DATA LISTING »
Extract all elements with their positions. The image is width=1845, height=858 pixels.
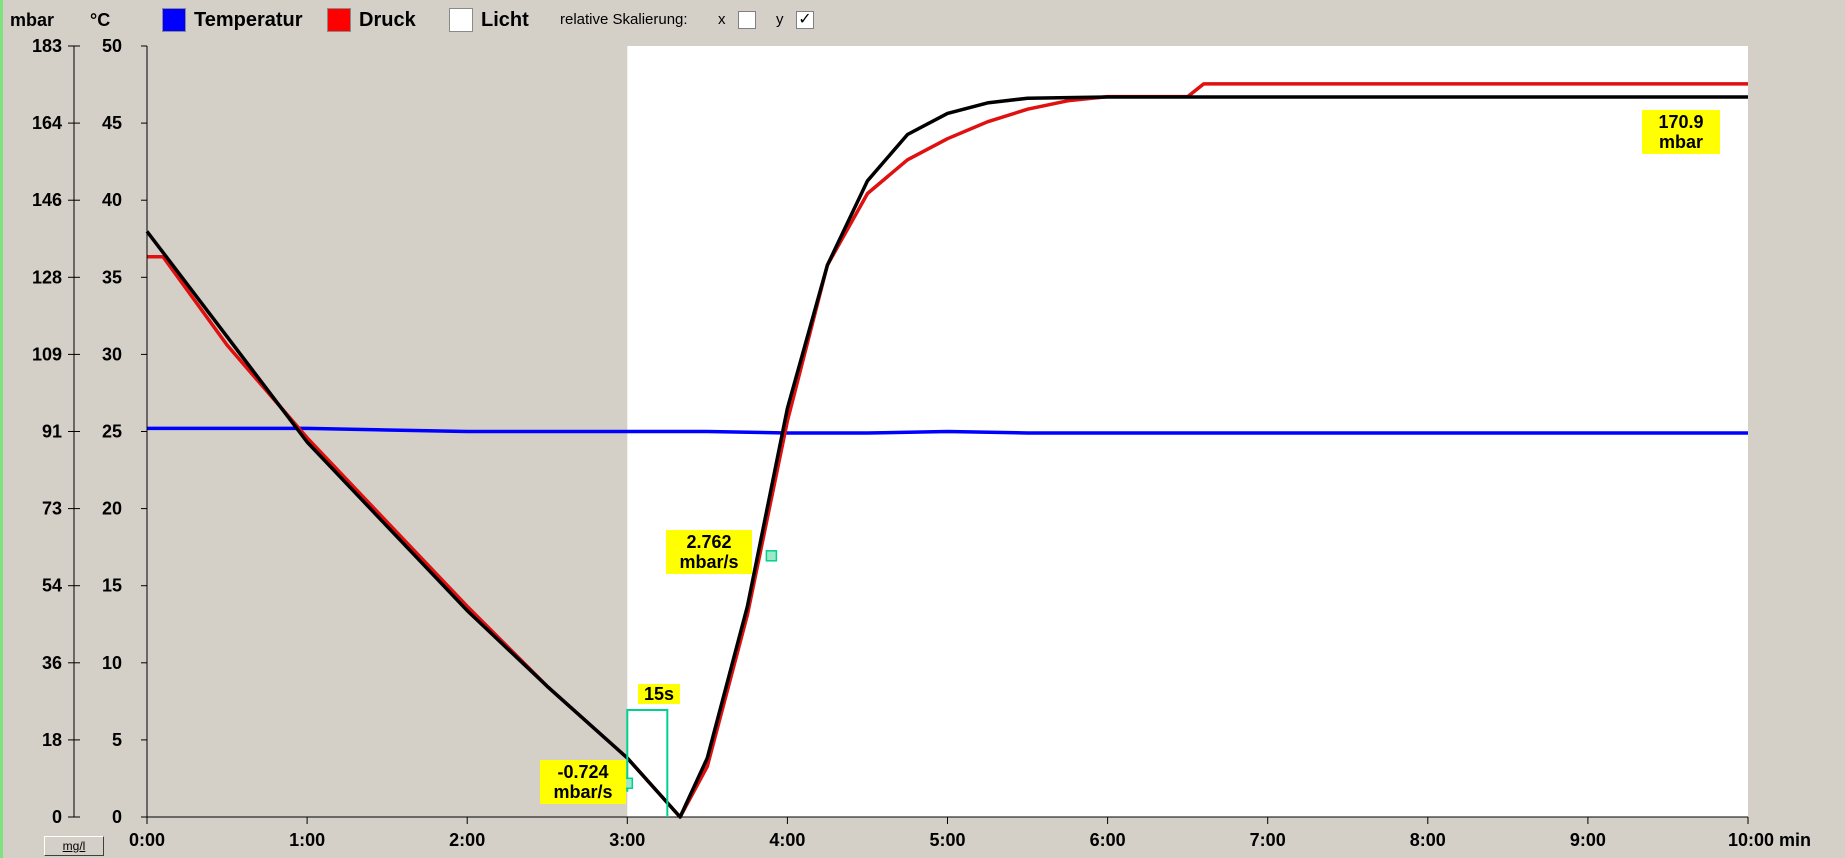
scaling-y-checkbox[interactable]: ✓ [796,11,814,29]
x-tick-label: 8:00 [1410,830,1446,850]
celsius-tick-label: 5 [112,730,122,750]
mbar-tick-label: 36 [42,653,62,673]
mbar-tick-label: 109 [32,344,62,364]
mbar-tick-label: 73 [42,499,62,519]
celsius-tick-label: 25 [102,422,122,442]
legend-pressure-swatch [327,8,351,32]
x-tick-label: 2:00 [449,830,485,850]
slope-up-value: 2.762 [686,532,732,552]
x-tick-label: 0:00 [129,830,165,850]
mbar-tick-label: 0 [52,807,62,827]
legend-temperature[interactable]: Temperatur [162,6,303,34]
axes: 0 18 36 54 73 91 109 128 146 164 183 0 5 10 15 20 25 30 35… [32,36,1811,850]
mbar-tick-label: 128 [32,267,62,287]
slope-down-unit: mbar/s [553,782,613,802]
slope-down-value: -0.724 [557,762,609,782]
chart-header: mbar °C Temperatur Druck Licht relative … [0,0,1845,40]
legend-light[interactable]: Licht [449,6,529,34]
celsius-tick-label: 50 [102,36,122,56]
final-value: 170.9 [1658,112,1704,132]
legend-light-label: Licht [481,8,529,31]
final-value-callout: 170.9 mbar [1642,110,1720,154]
x-tick-label: 9:00 [1570,830,1606,850]
mgl-button[interactable]: mg/l [44,836,104,856]
celsius-tick-label: 30 [102,344,122,364]
celsius-tick-label: 45 [102,113,122,133]
celsius-tick-label: 10 [102,653,122,673]
unit-mbar-label: mbar [10,10,55,30]
x-tick-label: 3:00 [609,830,645,850]
celsius-tick-label: 15 [102,576,122,596]
celsius-tick-label: 35 [102,267,122,287]
mbar-tick-label: 164 [32,113,62,133]
mbar-tick-label: 146 [32,190,62,210]
slope-up-callout: 2.762 mbar/s [666,530,752,574]
legend-temperature-label: Temperatur [194,8,303,31]
left-border-strip [0,0,3,858]
plot-lines [145,82,1748,819]
legend-pressure-label: Druck [359,8,416,31]
relative-scaling-label: relative Skalierung: [560,11,688,28]
fit-series-line [145,95,1748,819]
legend-temperature-swatch [162,8,186,32]
slope-down-callout: -0.724 mbar/s [540,760,626,804]
interval-bracket [626,709,669,817]
slope-marker [765,550,778,562]
slope-up-unit: mbar/s [679,552,739,572]
mbar-tick-label: 54 [42,576,62,596]
interval-callout: 15s [638,684,680,704]
x-tick-label: 10:00 min [1728,830,1811,850]
celsius-tick-label: 20 [102,499,122,519]
mbar-tick-label: 18 [42,730,62,750]
x-tick-label: 4:00 [769,830,805,850]
x-tick-label: 5:00 [929,830,965,850]
unit-celsius-label: °C [90,10,111,30]
x-tick-label: 1:00 [289,830,325,850]
temperature-series-line [147,426,1748,435]
mbar-tick-label: 91 [42,422,62,442]
scaling-x-checkbox[interactable] [738,11,756,29]
scaling-x-label: x [718,11,726,28]
celsius-tick-label: 0 [112,807,122,827]
x-tick-label: 7:00 [1250,830,1286,850]
mbar-tick-label: 183 [32,36,62,56]
x-tick-label: 6:00 [1090,830,1126,850]
legend-light-swatch [449,8,473,32]
celsius-tick-label: 40 [102,190,122,210]
pressure-series-line [147,82,1748,819]
scaling-y-label: y [776,11,784,28]
legend-pressure[interactable]: Druck [327,6,416,34]
final-value-unit: mbar [1658,132,1703,152]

WHAT NEEDS TO BE DONE » Please repeat the lines of the records above word for word, leaving out the pictures.

PROBLEM SOLUTION »
Extract all elements with their positions. The image is width=1845, height=858 pixels.
scaling-y-checkbox[interactable]: ✓ [796,11,814,29]
x-tick-label: 8:00 [1410,830,1446,850]
celsius-tick-label: 5 [112,730,122,750]
mbar-tick-label: 36 [42,653,62,673]
mbar-tick-label: 109 [32,344,62,364]
mbar-tick-label: 73 [42,499,62,519]
celsius-tick-label: 25 [102,422,122,442]
legend-pressure-swatch [327,8,351,32]
x-tick-label: 2:00 [449,830,485,850]
slope-up-value: 2.762 [686,532,732,552]
x-tick-label: 0:00 [129,830,165,850]
mbar-tick-label: 0 [52,807,62,827]
legend-temperature[interactable]: Temperatur [162,6,303,34]
axes: 0 18 36 54 73 91 109 128 146 164 183 0 5 10 15 20 25 30 35… [32,36,1811,850]
mbar-tick-label: 128 [32,267,62,287]
slope-down-unit: mbar/s [553,782,613,802]
slope-down-value: -0.724 [557,762,609,782]
chart-header: mbar °C Temperatur Druck Licht relative … [0,0,1845,40]
legend-light[interactable]: Licht [449,6,529,34]
celsius-tick-label: 50 [102,36,122,56]
final-value: 170.9 [1658,112,1704,132]
legend-light-label: Licht [481,8,529,31]
final-value-callout: 170.9 mbar [1642,110,1720,154]
x-tick-label: 9:00 [1570,830,1606,850]
mgl-button[interactable]: mg/l [44,836,104,856]
celsius-tick-label: 30 [102,344,122,364]
celsius-tick-label: 45 [102,113,122,133]
celsius-tick-label: 10 [102,653,122,673]
unit-mbar-label: mbar [10,10,55,30]
x-tick-label: 3:00 [609,830,645,850]
celsius-tick-label: 15 [102,576,122,596]
celsius-tick-label: 35 [102,267,122,287]
mbar-tick-label: 164 [32,113,62,133]
mbar-tick-label: 146 [32,190,62,210]
slope-up-callout: 2.762 mbar/s [666,530,752,574]
legend-temperature-label: Temperatur [194,8,303,31]
left-border-strip [0,0,3,858]
plot-lines [145,82,1748,819]
legend-pressure-label: Druck [359,8,416,31]
relative-scaling-label: relative Skalierung: [560,11,688,28]
fit-series-line [145,95,1748,819]
legend-temperature-swatch [162,8,186,32]
slope-down-callout: -0.724 mbar/s [540,760,626,804]
interval-bracket [626,709,669,817]
slope-marker [765,550,778,562]
slope-up-unit: mbar/s [679,552,739,572]
mbar-tick-label: 54 [42,576,62,596]
interval-callout: 15s [638,684,680,704]
x-tick-label: 10:00 min [1728,830,1811,850]
celsius-tick-label: 20 [102,499,122,519]
mbar-tick-label: 18 [42,730,62,750]
x-tick-label: 4:00 [769,830,805,850]
x-tick-label: 5:00 [929,830,965,850]
unit-celsius-label: °C [90,10,111,30]
x-tick-label: 1:00 [289,830,325,850]
temperature-series-line [147,426,1748,435]
mbar-tick-label: 91 [42,422,62,442]
scaling-x-checkbox[interactable] [738,11,756,29]
scaling-x-label: x [718,11,726,28]
celsius-tick-label: 0 [112,807,122,827]
x-tick-label: 7:00 [1250,830,1286,850]
mbar-tick-label: 183 [32,36,62,56]
x-tick-label: 6:00 [1090,830,1126,850]
legend-light-swatch [449,8,473,32]
celsius-tick-label: 40 [102,190,122,210]
pressure-series-line [147,82,1748,819]
scaling-y-label: y [776,11,784,28]
legend-pressure[interactable]: Druck [327,6,416,34]
final-value-unit: mbar [1658,132,1703,152]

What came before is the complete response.